■ **REQUIRED TASK**
Only the number is needed: how many lines of the records include "Amplitude"?

■ **RECORDS TO PROCESS**
>>>
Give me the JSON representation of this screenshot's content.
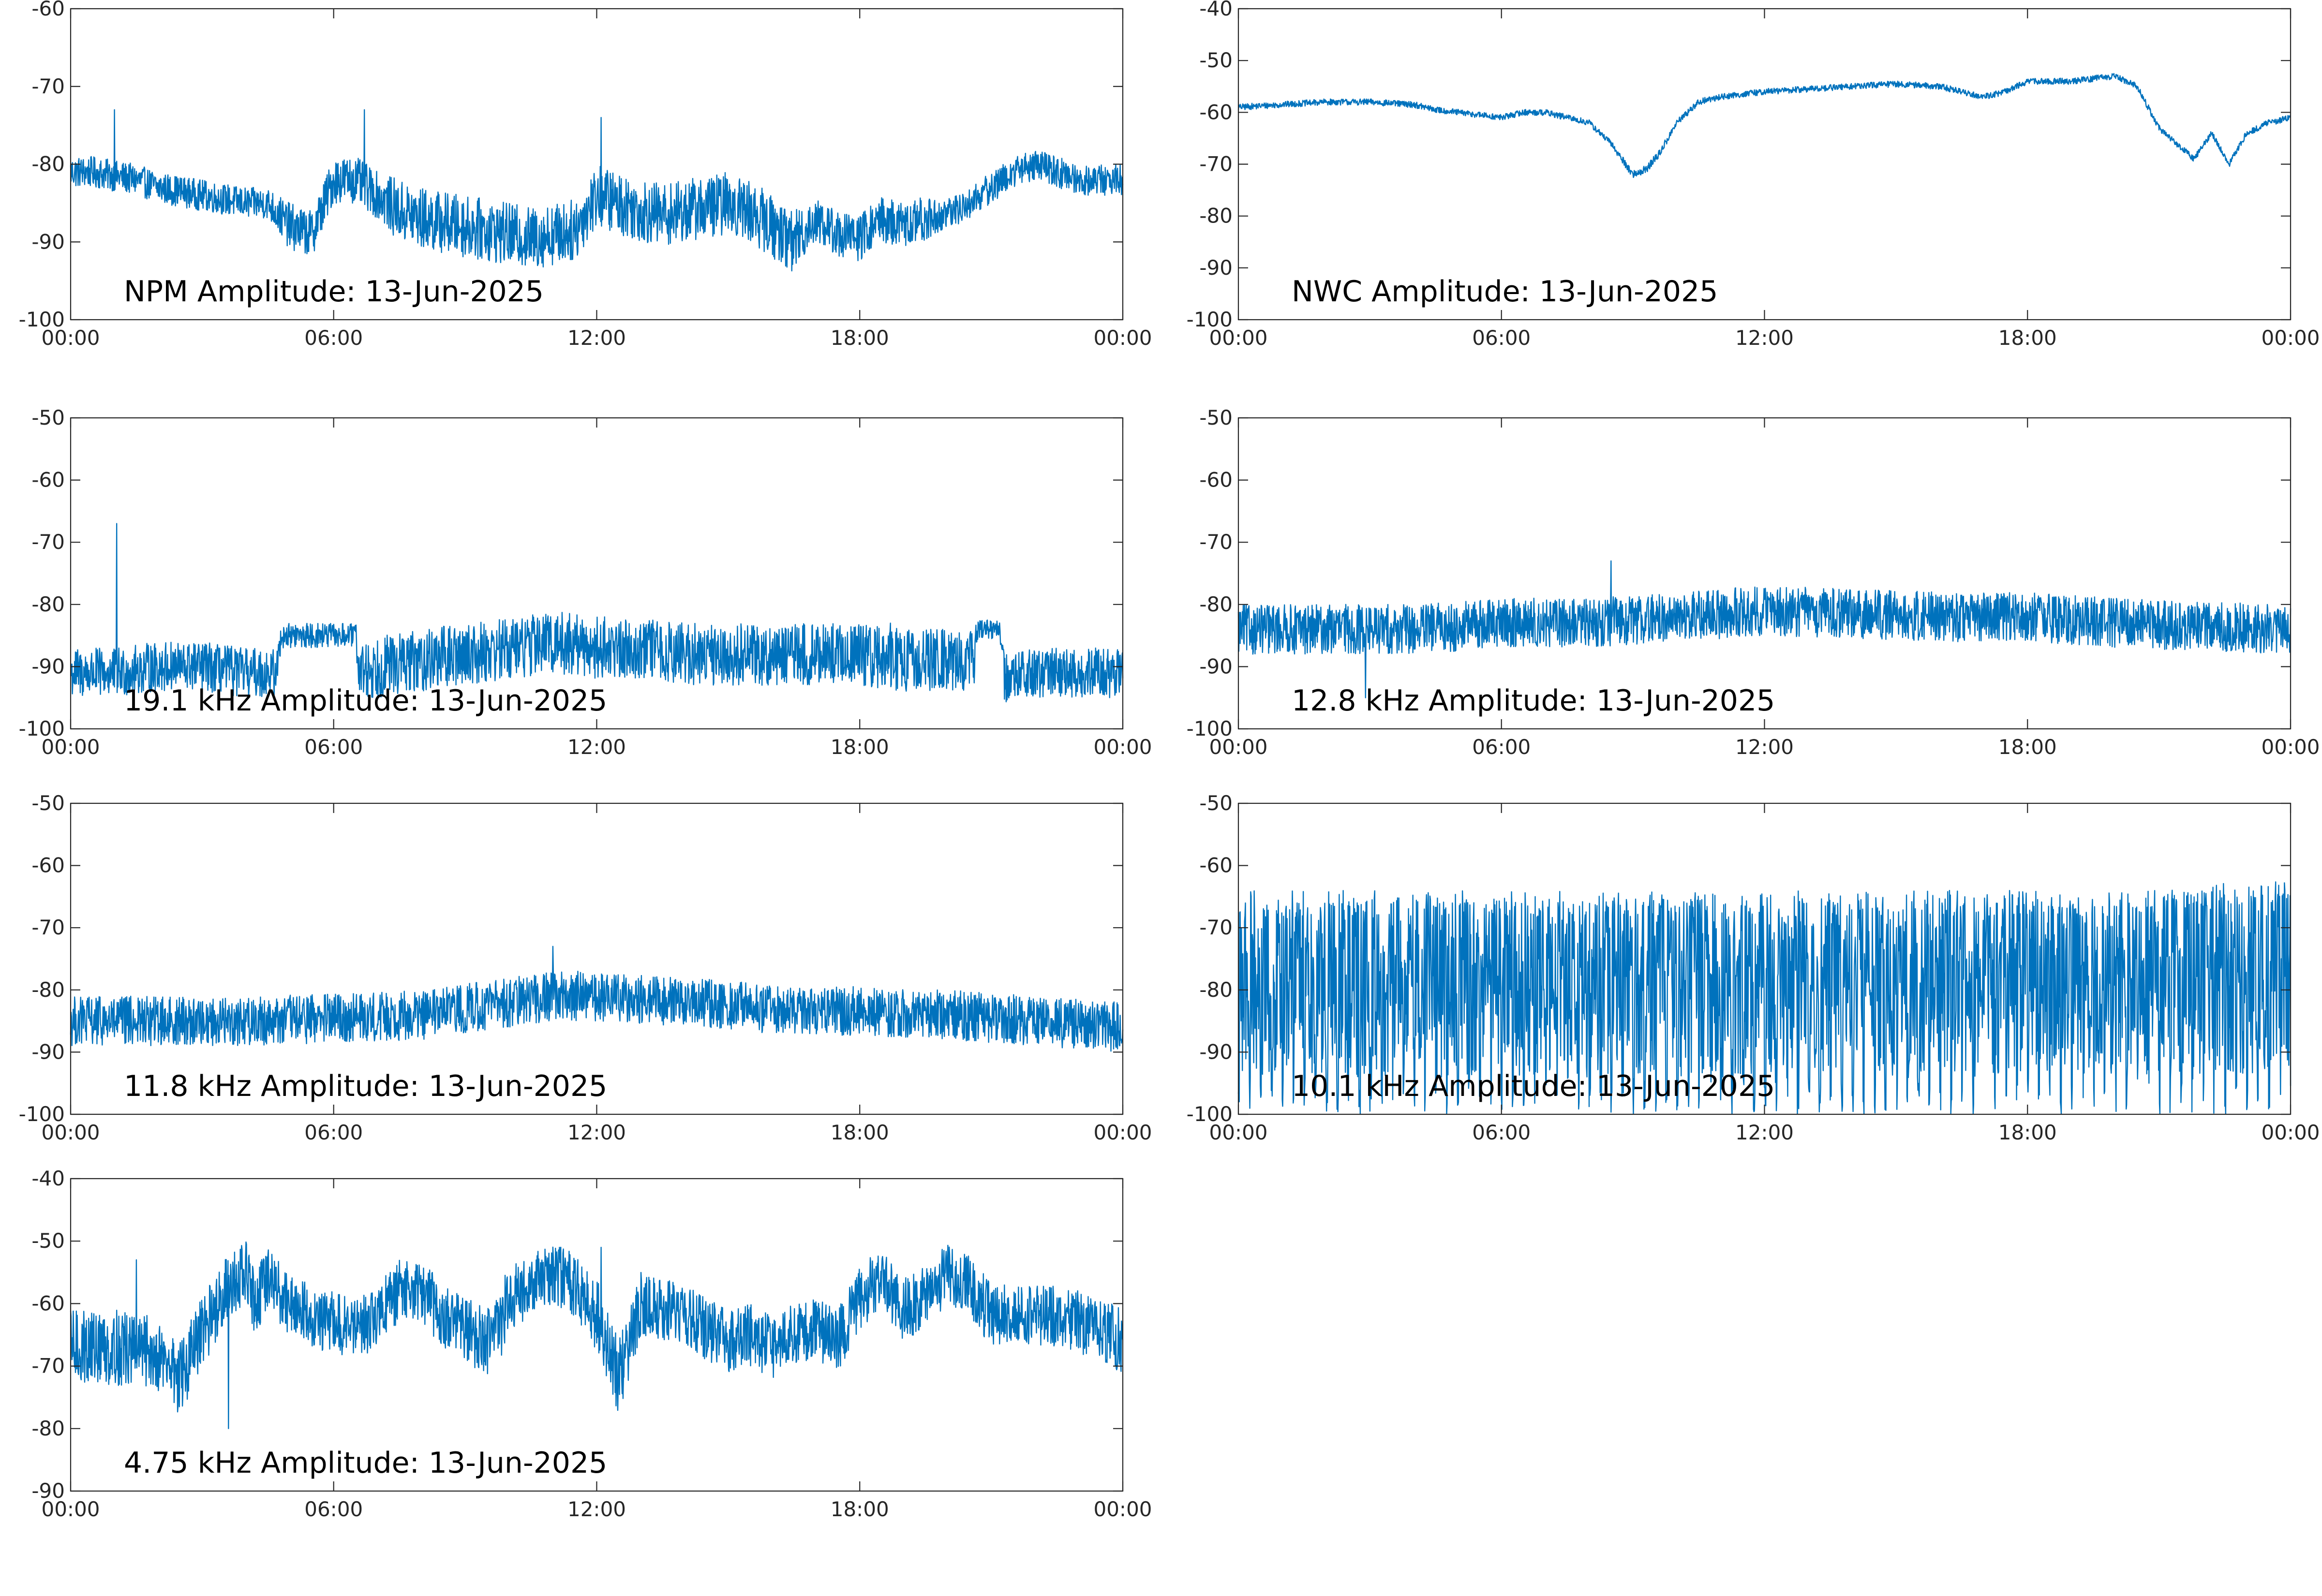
{
  "figure": {
    "background": "#ffffff",
    "trace_color": "#0072BD"
  },
  "chart_data": [
    {
      "type": "line",
      "title": "NPM Amplitude: 13-Jun-2025",
      "xlabel": "",
      "ylabel": "",
      "x_ticks": [
        "00:00",
        "06:00",
        "12:00",
        "18:00",
        "00:00"
      ],
      "xlim_hours": [
        0,
        24
      ],
      "ylim": [
        -100,
        -60
      ],
      "y_ticks": [
        -60,
        -70,
        -80,
        -90,
        -100
      ],
      "grid": false,
      "series": [
        {
          "x_hours": [
            0,
            0.5,
            1,
            1.5,
            2,
            2.5,
            3,
            3.5,
            4,
            4.5,
            5,
            5.5,
            6,
            6.5,
            7,
            7.5,
            8,
            8.5,
            9,
            9.5,
            10,
            10.5,
            11,
            11.5,
            12,
            12.5,
            13,
            13.5,
            14,
            14.5,
            15,
            15.5,
            16,
            16.5,
            17,
            17.5,
            18,
            18.5,
            19,
            19.5,
            20,
            20.5,
            21,
            21.5,
            22,
            22.5,
            23,
            23.5,
            24
          ],
          "values": [
            -81,
            -81,
            -81.5,
            -82,
            -83,
            -83.5,
            -84,
            -84.5,
            -85,
            -85,
            -88,
            -89,
            -82,
            -82,
            -84,
            -86,
            -87,
            -87.5,
            -88,
            -88.5,
            -89,
            -89.5,
            -89,
            -88.5,
            -84,
            -85,
            -86,
            -86.5,
            -86,
            -85.5,
            -85,
            -86,
            -88,
            -90,
            -87,
            -89,
            -89.5,
            -87,
            -88,
            -87,
            -86.5,
            -85,
            -83,
            -81,
            -80,
            -81,
            -82,
            -82,
            -82
          ],
          "spread": [
            2,
            2,
            2,
            2,
            2,
            2,
            2,
            2,
            2,
            2,
            3,
            3,
            3,
            3,
            3,
            4,
            4,
            4,
            4,
            4,
            4,
            4,
            4,
            4,
            4,
            4,
            4,
            4,
            4,
            4,
            4,
            4,
            4,
            4,
            3,
            3,
            3,
            3,
            3,
            3,
            2,
            2,
            2,
            2,
            2,
            2,
            2,
            2,
            2
          ],
          "spikes": [
            {
              "x": 1.0,
              "value": -73
            },
            {
              "x": 6.7,
              "value": -73
            },
            {
              "x": 12.1,
              "value": -74
            }
          ]
        }
      ]
    },
    {
      "type": "line",
      "title": "NWC Amplitude: 13-Jun-2025",
      "xlabel": "",
      "ylabel": "",
      "x_ticks": [
        "00:00",
        "06:00",
        "12:00",
        "18:00",
        "00:00"
      ],
      "xlim_hours": [
        0,
        24
      ],
      "ylim": [
        -100,
        -40
      ],
      "y_ticks": [
        -40,
        -50,
        -60,
        -70,
        -80,
        -90,
        -100
      ],
      "grid": false,
      "series": [
        {
          "x_hours": [
            0,
            1,
            2,
            3,
            4,
            4.5,
            5,
            5.5,
            6,
            6.5,
            7,
            7.5,
            8,
            8.5,
            9,
            9.3,
            9.6,
            10,
            10.5,
            11,
            11.5,
            12,
            13,
            14,
            15,
            16,
            16.5,
            17,
            17.5,
            18,
            19,
            19.5,
            20,
            20.5,
            21,
            21.4,
            21.8,
            22.2,
            22.6,
            23,
            23.5,
            24
          ],
          "values": [
            -59,
            -58.5,
            -58,
            -58,
            -58.5,
            -59.5,
            -60,
            -60.5,
            -61,
            -60,
            -60,
            -61,
            -62,
            -66,
            -72,
            -71,
            -68,
            -62,
            -58,
            -57,
            -56.5,
            -56,
            -55.5,
            -55,
            -54.5,
            -55,
            -56,
            -57,
            -56,
            -54,
            -54,
            -53.5,
            -53,
            -55,
            -63,
            -66,
            -69,
            -64,
            -70,
            -64,
            -62,
            -61
          ],
          "spread": [
            0.6,
            0.6,
            0.6,
            0.6,
            0.6,
            0.6,
            0.6,
            0.6,
            0.6,
            0.6,
            0.6,
            0.6,
            0.6,
            0.6,
            0.8,
            0.8,
            0.8,
            0.6,
            0.6,
            0.6,
            0.6,
            0.6,
            0.6,
            0.6,
            0.6,
            0.6,
            0.6,
            0.6,
            0.6,
            0.6,
            0.6,
            0.6,
            0.6,
            0.6,
            0.6,
            0.6,
            0.6,
            0.6,
            0.6,
            0.6,
            0.6,
            0.6
          ],
          "spikes": []
        }
      ]
    },
    {
      "type": "line",
      "title": "19.1 kHz Amplitude: 13-Jun-2025",
      "xlabel": "",
      "ylabel": "",
      "x_ticks": [
        "00:00",
        "06:00",
        "12:00",
        "18:00",
        "00:00"
      ],
      "xlim_hours": [
        0,
        24
      ],
      "ylim": [
        -100,
        -50
      ],
      "y_ticks": [
        -50,
        -60,
        -70,
        -80,
        -90,
        -100
      ],
      "grid": false,
      "series": [
        {
          "x_hours": [
            0,
            1,
            2,
            3,
            4,
            4.7,
            4.8,
            5,
            6,
            6.5,
            6.6,
            7,
            8,
            9,
            10,
            11,
            12,
            13,
            14,
            15,
            16,
            17,
            18,
            19,
            20,
            20.6,
            20.7,
            21,
            21.2,
            21.3,
            22,
            23,
            24
          ],
          "values": [
            -91,
            -91,
            -90,
            -90,
            -91,
            -91,
            -85,
            -85,
            -85,
            -85,
            -91,
            -90,
            -89,
            -88,
            -87,
            -86,
            -87,
            -87,
            -88,
            -88,
            -88,
            -88,
            -88,
            -89,
            -89,
            -89,
            -84,
            -84,
            -84,
            -92,
            -91,
            -91,
            -91
          ],
          "spread": [
            4,
            4,
            4,
            4,
            4,
            4,
            2,
            2,
            2,
            2,
            5,
            5,
            5,
            5,
            5,
            5,
            5,
            5,
            5,
            5,
            5,
            5,
            5,
            5,
            5,
            5,
            1.5,
            1.5,
            1.5,
            4,
            4,
            4,
            4
          ],
          "spikes": [
            {
              "x": 1.05,
              "value": -67
            },
            {
              "x": 18.7,
              "value": -83
            }
          ]
        }
      ]
    },
    {
      "type": "line",
      "title": "12.8 kHz Amplitude: 13-Jun-2025",
      "xlabel": "",
      "ylabel": "",
      "x_ticks": [
        "00:00",
        "06:00",
        "12:00",
        "18:00",
        "00:00"
      ],
      "xlim_hours": [
        0,
        24
      ],
      "ylim": [
        -100,
        -50
      ],
      "y_ticks": [
        -50,
        -60,
        -70,
        -80,
        -90,
        -100
      ],
      "grid": false,
      "series": [
        {
          "x_hours": [
            0,
            2,
            4,
            6,
            8,
            10,
            12,
            14,
            16,
            18,
            20,
            22,
            24
          ],
          "values": [
            -84,
            -84,
            -84,
            -83,
            -83,
            -82,
            -81,
            -81.5,
            -82,
            -82,
            -83,
            -83.5,
            -84
          ],
          "spread": [
            4,
            4,
            4,
            4,
            4,
            4,
            4,
            4,
            4,
            4,
            4,
            4,
            4
          ],
          "spikes": [
            {
              "x": 8.5,
              "value": -73
            },
            {
              "x": 2.9,
              "value": -95
            }
          ]
        }
      ]
    },
    {
      "type": "line",
      "title": "11.8 kHz Amplitude: 13-Jun-2025",
      "xlabel": "",
      "ylabel": "",
      "x_ticks": [
        "00:00",
        "06:00",
        "12:00",
        "18:00",
        "00:00"
      ],
      "xlim_hours": [
        0,
        24
      ],
      "ylim": [
        -100,
        -50
      ],
      "y_ticks": [
        -50,
        -60,
        -70,
        -80,
        -90,
        -100
      ],
      "grid": false,
      "series": [
        {
          "x_hours": [
            0,
            2,
            4,
            6,
            8,
            10,
            11,
            12,
            14,
            16,
            18,
            20,
            22,
            24
          ],
          "values": [
            -85,
            -85,
            -85,
            -84.5,
            -84,
            -82,
            -81,
            -81,
            -82,
            -83,
            -83.5,
            -84,
            -85,
            -86
          ],
          "spread": [
            4,
            4,
            4,
            4,
            4,
            4,
            4,
            4,
            4,
            4,
            4,
            4,
            4,
            4
          ],
          "spikes": [
            {
              "x": 11.0,
              "value": -73
            }
          ]
        }
      ]
    },
    {
      "type": "line",
      "title": "10.1 kHz Amplitude: 13-Jun-2025",
      "xlabel": "",
      "ylabel": "",
      "x_ticks": [
        "00:00",
        "06:00",
        "12:00",
        "18:00",
        "00:00"
      ],
      "xlim_hours": [
        0,
        24
      ],
      "ylim": [
        -100,
        -50
      ],
      "y_ticks": [
        -50,
        -60,
        -70,
        -80,
        -90,
        -100
      ],
      "grid": false,
      "series": [
        {
          "x_hours": [
            0,
            2,
            4,
            6,
            8,
            10,
            12,
            14,
            16,
            18,
            20,
            22,
            24
          ],
          "values": [
            -80,
            -80,
            -80,
            -80,
            -80,
            -80,
            -80,
            -80,
            -80,
            -80,
            -80,
            -79,
            -78
          ],
          "spread": [
            14,
            14,
            14,
            14,
            14,
            14,
            14,
            14,
            14,
            14,
            14,
            15,
            15
          ],
          "spikes": [],
          "deep_dip_value": -100,
          "burst_period_hours": 0.25
        }
      ]
    },
    {
      "type": "line",
      "title": "4.75 kHz Amplitude: 13-Jun-2025",
      "xlabel": "",
      "ylabel": "",
      "x_ticks": [
        "00:00",
        "06:00",
        "12:00",
        "18:00",
        "00:00"
      ],
      "xlim_hours": [
        0,
        24
      ],
      "ylim": [
        -90,
        -40
      ],
      "y_ticks": [
        -40,
        -50,
        -60,
        -70,
        -80,
        -90
      ],
      "grid": false,
      "series": [
        {
          "x_hours": [
            0,
            1,
            2,
            2.5,
            3,
            3.5,
            4,
            4.2,
            4.5,
            5,
            5.5,
            6,
            6.5,
            7,
            7.5,
            8,
            8.5,
            9,
            9.5,
            10,
            10.5,
            11,
            11.5,
            12,
            12.5,
            13,
            13.5,
            14,
            14.5,
            15,
            15.5,
            16,
            16.5,
            17,
            17.5,
            18,
            18.5,
            19,
            19.5,
            20,
            20.5,
            21,
            21.5,
            22,
            22.5,
            23,
            23.5,
            24
          ],
          "values": [
            -67,
            -67,
            -68,
            -72,
            -65,
            -58,
            -55,
            -60,
            -56,
            -60,
            -62,
            -63,
            -64,
            -62,
            -58,
            -58,
            -62,
            -64,
            -67,
            -60,
            -57,
            -55,
            -57,
            -62,
            -72,
            -60,
            -61,
            -62,
            -64,
            -66,
            -65,
            -67,
            -65,
            -64,
            -66,
            -59,
            -56,
            -61,
            -59,
            -55,
            -57,
            -62,
            -61,
            -62,
            -62,
            -63,
            -64,
            -66
          ],
          "spread": [
            6,
            6,
            6,
            6,
            6,
            5,
            5,
            5,
            5,
            5,
            5,
            5,
            5,
            5,
            5,
            5,
            5,
            5,
            6,
            6,
            5,
            5,
            5,
            6,
            6,
            5,
            5,
            5,
            5,
            5,
            5,
            5,
            5,
            5,
            5,
            5,
            5,
            5,
            5,
            5,
            5,
            5,
            5,
            5,
            5,
            5,
            5,
            6
          ],
          "spikes": [
            {
              "x": 1.5,
              "value": -53
            },
            {
              "x": 12.1,
              "value": -51
            },
            {
              "x": 3.6,
              "value": -80
            }
          ]
        }
      ]
    }
  ]
}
<<<
■ **FINISHED ANSWER**
7